• Quoted passage:
- - - - -
Meditation isn’t always easy or even peaceful. But it has truly amazing benefits, and you can start today, and continue for the rest of your life.
- - - - -
• Provided records:
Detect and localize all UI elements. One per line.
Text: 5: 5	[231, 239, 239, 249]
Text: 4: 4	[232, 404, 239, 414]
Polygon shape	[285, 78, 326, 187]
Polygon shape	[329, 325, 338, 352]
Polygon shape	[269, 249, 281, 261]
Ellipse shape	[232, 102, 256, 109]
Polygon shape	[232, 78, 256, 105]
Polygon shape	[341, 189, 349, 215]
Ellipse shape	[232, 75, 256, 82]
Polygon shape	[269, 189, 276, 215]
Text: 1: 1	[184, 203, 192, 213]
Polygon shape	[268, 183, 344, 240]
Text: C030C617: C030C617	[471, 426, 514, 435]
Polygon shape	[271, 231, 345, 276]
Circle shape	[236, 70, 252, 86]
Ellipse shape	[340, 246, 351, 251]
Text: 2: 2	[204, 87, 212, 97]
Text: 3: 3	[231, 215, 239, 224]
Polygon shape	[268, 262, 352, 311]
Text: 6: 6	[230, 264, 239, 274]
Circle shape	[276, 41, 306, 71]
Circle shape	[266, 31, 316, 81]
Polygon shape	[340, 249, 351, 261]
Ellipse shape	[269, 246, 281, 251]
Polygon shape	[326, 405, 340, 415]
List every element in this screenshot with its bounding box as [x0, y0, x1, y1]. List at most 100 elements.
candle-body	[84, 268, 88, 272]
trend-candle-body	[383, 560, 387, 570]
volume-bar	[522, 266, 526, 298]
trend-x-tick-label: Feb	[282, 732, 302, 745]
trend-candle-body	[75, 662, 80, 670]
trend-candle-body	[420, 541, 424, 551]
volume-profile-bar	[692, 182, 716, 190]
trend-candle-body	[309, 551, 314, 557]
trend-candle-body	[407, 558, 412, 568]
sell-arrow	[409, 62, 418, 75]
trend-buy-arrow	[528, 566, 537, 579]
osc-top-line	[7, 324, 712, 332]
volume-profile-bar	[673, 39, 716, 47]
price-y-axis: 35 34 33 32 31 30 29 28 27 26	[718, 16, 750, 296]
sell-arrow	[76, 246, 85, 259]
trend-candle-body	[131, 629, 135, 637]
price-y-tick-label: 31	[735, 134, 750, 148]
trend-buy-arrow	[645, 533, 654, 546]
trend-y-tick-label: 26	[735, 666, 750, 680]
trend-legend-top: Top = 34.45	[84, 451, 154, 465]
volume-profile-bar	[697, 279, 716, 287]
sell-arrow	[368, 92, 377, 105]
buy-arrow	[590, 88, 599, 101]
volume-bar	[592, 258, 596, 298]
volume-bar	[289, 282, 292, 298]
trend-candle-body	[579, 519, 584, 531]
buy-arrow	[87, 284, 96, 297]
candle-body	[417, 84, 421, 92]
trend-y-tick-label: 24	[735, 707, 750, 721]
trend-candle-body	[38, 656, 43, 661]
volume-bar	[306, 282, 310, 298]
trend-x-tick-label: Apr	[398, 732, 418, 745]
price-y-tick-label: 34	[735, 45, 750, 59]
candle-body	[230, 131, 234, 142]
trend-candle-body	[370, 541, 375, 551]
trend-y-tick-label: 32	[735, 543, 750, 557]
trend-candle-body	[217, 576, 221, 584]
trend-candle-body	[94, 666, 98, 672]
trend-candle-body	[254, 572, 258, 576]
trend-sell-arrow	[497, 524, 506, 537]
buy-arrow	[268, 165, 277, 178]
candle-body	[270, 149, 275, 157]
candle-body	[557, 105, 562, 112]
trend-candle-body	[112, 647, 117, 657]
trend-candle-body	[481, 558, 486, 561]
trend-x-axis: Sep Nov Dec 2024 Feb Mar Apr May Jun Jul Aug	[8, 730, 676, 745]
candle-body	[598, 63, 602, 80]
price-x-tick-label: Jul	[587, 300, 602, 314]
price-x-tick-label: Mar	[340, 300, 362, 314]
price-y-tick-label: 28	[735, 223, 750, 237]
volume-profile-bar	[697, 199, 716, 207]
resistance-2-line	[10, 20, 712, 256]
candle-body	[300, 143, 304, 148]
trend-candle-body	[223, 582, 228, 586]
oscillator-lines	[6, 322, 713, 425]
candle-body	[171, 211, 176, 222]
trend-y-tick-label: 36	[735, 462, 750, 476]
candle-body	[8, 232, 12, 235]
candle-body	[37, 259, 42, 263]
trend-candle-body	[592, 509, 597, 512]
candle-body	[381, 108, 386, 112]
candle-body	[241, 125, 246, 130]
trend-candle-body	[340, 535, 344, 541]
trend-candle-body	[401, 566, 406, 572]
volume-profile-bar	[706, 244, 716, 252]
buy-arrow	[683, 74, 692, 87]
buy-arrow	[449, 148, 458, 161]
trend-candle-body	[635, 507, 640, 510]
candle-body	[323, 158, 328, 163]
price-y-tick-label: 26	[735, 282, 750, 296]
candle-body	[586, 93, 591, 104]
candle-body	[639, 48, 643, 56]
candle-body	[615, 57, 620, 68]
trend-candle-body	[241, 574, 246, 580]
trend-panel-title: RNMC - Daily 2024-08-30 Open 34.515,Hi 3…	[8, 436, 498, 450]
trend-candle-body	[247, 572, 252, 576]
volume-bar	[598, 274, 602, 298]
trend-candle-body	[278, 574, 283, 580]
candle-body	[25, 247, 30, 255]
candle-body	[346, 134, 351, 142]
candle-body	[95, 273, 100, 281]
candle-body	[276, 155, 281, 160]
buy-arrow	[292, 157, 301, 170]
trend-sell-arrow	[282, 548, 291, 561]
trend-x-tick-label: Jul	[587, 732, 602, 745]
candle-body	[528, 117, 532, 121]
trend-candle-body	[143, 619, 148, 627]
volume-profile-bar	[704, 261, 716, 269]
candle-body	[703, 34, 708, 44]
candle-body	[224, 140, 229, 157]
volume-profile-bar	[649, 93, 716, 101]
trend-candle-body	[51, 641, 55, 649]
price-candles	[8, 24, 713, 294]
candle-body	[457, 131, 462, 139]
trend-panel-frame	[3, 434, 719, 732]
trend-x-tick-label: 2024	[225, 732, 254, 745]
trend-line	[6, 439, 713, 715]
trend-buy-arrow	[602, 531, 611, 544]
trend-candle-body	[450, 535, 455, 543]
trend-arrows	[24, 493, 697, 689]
- - - - -
According to the passage about meditation, when can you start meditating?

• Result of this task: You can start today.